* [STORED ROWS]

════════

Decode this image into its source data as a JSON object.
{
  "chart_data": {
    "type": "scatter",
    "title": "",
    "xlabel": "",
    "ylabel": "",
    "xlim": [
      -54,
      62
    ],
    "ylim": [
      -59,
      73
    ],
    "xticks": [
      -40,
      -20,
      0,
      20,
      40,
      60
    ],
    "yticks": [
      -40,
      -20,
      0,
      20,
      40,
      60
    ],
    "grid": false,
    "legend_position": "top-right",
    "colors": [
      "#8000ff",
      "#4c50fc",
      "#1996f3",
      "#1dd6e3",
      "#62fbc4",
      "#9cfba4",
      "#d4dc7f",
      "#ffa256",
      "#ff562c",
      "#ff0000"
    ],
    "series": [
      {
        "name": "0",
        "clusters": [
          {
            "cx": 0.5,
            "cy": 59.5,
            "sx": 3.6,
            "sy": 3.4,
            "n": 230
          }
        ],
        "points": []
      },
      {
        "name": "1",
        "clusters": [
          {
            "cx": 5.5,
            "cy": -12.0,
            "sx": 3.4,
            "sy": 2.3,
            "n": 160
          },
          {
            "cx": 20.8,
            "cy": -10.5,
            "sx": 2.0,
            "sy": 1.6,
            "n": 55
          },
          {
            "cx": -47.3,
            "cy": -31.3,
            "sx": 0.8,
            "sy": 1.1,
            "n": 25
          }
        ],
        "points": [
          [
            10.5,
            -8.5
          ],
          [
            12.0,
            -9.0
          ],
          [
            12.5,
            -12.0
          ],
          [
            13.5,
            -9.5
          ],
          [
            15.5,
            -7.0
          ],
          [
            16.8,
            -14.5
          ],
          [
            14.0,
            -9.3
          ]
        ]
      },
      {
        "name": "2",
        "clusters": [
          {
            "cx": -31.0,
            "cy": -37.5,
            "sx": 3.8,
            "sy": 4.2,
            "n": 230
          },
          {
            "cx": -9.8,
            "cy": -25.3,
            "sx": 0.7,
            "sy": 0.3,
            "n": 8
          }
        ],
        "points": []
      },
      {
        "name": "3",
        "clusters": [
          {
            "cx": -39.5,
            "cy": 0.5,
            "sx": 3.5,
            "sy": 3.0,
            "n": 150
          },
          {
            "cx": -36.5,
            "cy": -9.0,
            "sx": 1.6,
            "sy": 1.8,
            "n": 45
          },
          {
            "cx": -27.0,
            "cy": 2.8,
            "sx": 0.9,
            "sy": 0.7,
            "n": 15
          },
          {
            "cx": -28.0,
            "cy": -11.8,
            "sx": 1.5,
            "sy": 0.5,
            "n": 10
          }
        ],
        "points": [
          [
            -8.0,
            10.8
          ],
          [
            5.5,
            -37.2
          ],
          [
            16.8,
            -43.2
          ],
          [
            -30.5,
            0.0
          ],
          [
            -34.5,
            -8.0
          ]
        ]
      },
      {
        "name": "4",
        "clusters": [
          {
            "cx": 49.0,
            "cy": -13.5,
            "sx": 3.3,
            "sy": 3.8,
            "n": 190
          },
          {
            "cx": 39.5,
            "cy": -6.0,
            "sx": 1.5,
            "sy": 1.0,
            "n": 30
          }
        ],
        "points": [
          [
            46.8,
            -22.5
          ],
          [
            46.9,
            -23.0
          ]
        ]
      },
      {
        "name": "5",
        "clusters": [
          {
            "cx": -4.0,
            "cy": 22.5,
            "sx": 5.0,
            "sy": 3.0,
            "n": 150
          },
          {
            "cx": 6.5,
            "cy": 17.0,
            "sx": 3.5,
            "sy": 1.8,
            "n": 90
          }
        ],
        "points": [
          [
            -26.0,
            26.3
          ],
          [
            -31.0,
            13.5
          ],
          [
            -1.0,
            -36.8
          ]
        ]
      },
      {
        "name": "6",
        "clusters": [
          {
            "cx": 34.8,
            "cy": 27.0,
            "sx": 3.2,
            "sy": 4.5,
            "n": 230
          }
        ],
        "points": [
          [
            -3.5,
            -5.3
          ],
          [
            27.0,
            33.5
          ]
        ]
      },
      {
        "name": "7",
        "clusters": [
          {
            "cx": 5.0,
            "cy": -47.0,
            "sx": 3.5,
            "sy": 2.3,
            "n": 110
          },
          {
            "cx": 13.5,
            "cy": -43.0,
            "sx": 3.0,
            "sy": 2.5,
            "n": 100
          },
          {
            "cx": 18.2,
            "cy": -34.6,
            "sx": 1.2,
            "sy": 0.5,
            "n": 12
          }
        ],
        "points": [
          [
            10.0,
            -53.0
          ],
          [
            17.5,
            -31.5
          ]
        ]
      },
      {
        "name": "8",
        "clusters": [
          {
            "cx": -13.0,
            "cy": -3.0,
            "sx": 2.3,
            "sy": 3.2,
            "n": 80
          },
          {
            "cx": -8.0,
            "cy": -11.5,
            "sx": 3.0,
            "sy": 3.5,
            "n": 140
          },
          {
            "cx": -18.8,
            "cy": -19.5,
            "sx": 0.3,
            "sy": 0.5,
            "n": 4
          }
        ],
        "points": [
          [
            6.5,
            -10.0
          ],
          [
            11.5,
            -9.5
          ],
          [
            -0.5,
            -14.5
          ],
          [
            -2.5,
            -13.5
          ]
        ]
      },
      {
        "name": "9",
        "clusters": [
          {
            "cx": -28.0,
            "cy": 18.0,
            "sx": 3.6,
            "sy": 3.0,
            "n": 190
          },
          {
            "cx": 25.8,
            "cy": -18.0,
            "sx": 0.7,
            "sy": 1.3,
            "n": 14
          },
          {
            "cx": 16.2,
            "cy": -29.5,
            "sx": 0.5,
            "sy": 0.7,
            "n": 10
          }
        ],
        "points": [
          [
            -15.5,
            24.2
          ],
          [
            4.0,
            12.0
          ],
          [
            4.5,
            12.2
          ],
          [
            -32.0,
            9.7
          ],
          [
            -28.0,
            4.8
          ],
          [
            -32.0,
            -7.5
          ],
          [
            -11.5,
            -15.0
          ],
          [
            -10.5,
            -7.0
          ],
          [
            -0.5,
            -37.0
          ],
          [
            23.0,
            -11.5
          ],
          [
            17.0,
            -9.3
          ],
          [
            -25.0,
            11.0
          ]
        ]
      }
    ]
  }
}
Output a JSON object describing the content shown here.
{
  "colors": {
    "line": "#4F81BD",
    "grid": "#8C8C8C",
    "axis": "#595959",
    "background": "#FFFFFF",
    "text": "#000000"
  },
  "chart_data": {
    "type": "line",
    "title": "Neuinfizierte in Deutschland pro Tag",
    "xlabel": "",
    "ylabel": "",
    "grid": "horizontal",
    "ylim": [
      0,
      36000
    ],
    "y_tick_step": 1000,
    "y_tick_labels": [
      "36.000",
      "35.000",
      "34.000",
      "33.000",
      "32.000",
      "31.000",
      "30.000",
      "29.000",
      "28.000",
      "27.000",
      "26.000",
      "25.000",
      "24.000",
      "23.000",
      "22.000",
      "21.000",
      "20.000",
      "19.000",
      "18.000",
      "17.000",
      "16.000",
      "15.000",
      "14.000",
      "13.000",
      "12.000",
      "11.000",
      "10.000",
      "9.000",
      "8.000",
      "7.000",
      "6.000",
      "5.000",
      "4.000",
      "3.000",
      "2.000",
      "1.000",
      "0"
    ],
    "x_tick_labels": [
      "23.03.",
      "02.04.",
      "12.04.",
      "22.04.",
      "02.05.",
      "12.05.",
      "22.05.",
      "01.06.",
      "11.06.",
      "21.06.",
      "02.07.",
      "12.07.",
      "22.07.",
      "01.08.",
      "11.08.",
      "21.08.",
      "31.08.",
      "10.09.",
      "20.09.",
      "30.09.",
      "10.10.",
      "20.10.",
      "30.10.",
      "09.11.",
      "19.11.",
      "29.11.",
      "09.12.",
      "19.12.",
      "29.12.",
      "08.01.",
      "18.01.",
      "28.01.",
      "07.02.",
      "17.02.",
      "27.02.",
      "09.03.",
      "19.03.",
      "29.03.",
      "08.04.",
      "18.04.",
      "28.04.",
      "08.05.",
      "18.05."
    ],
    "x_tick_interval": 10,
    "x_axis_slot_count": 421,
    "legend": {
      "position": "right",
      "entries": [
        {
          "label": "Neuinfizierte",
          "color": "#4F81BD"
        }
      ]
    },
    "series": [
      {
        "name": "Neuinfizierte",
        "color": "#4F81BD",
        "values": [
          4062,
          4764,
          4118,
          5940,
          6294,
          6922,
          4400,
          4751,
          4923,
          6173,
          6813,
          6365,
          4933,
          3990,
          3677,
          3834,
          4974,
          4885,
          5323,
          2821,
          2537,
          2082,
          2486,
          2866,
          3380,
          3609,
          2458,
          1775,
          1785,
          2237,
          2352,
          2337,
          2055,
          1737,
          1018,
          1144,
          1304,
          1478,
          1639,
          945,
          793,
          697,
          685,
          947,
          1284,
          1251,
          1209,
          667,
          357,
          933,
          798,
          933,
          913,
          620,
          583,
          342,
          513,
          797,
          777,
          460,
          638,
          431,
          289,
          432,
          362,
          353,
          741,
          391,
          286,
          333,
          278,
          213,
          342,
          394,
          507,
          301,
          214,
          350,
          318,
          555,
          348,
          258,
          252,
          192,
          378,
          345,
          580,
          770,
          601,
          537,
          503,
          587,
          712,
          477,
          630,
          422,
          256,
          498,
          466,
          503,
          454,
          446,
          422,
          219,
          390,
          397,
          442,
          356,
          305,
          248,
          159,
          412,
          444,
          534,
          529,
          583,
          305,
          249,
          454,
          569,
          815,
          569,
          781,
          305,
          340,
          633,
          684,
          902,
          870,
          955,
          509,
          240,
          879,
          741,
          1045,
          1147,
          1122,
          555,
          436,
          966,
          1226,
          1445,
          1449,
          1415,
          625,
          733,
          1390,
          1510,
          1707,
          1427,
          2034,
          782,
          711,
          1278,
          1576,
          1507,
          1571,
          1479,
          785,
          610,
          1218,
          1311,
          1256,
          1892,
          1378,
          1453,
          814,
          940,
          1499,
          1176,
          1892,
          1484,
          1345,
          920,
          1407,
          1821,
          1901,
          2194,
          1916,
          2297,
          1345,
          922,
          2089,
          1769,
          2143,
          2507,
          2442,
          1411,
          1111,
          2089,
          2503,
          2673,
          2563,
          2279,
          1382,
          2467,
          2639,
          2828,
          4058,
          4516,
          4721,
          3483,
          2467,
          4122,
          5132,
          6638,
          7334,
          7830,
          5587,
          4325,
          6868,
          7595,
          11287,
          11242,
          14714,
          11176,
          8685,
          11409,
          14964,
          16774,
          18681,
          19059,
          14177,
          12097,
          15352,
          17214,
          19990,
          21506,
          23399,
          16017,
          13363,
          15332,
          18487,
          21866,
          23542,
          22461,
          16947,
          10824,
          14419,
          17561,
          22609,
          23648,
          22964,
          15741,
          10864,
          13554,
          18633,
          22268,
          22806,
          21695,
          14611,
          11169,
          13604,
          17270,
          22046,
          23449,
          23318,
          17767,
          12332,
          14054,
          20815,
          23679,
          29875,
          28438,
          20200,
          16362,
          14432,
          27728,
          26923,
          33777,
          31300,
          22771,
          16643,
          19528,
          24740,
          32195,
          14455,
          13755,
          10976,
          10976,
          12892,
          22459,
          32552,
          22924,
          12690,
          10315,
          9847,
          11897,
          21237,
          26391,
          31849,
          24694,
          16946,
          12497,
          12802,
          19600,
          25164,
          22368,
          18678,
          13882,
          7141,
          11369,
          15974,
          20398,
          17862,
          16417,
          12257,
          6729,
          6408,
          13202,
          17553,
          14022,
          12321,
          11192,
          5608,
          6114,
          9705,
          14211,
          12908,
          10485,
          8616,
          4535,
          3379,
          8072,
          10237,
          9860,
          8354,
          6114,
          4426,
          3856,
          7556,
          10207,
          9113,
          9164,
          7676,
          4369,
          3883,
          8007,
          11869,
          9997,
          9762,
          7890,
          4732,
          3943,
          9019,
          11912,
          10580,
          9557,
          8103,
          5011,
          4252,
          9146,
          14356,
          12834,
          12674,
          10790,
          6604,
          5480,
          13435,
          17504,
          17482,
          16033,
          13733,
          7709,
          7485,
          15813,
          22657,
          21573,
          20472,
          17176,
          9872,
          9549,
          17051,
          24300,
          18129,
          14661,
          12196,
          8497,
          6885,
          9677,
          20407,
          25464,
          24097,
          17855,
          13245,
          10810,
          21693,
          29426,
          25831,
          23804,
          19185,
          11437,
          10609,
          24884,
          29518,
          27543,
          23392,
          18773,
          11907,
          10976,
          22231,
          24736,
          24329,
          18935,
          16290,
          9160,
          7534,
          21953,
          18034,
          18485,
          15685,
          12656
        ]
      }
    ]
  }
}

════════

* [WHAT THE TASK REQUIRES] Gather all lines of the records that include the word "title".

* [TASK RESPONSE]
    "title": "",
    "title": "Neuinfizierte in Deutschland pro Tag",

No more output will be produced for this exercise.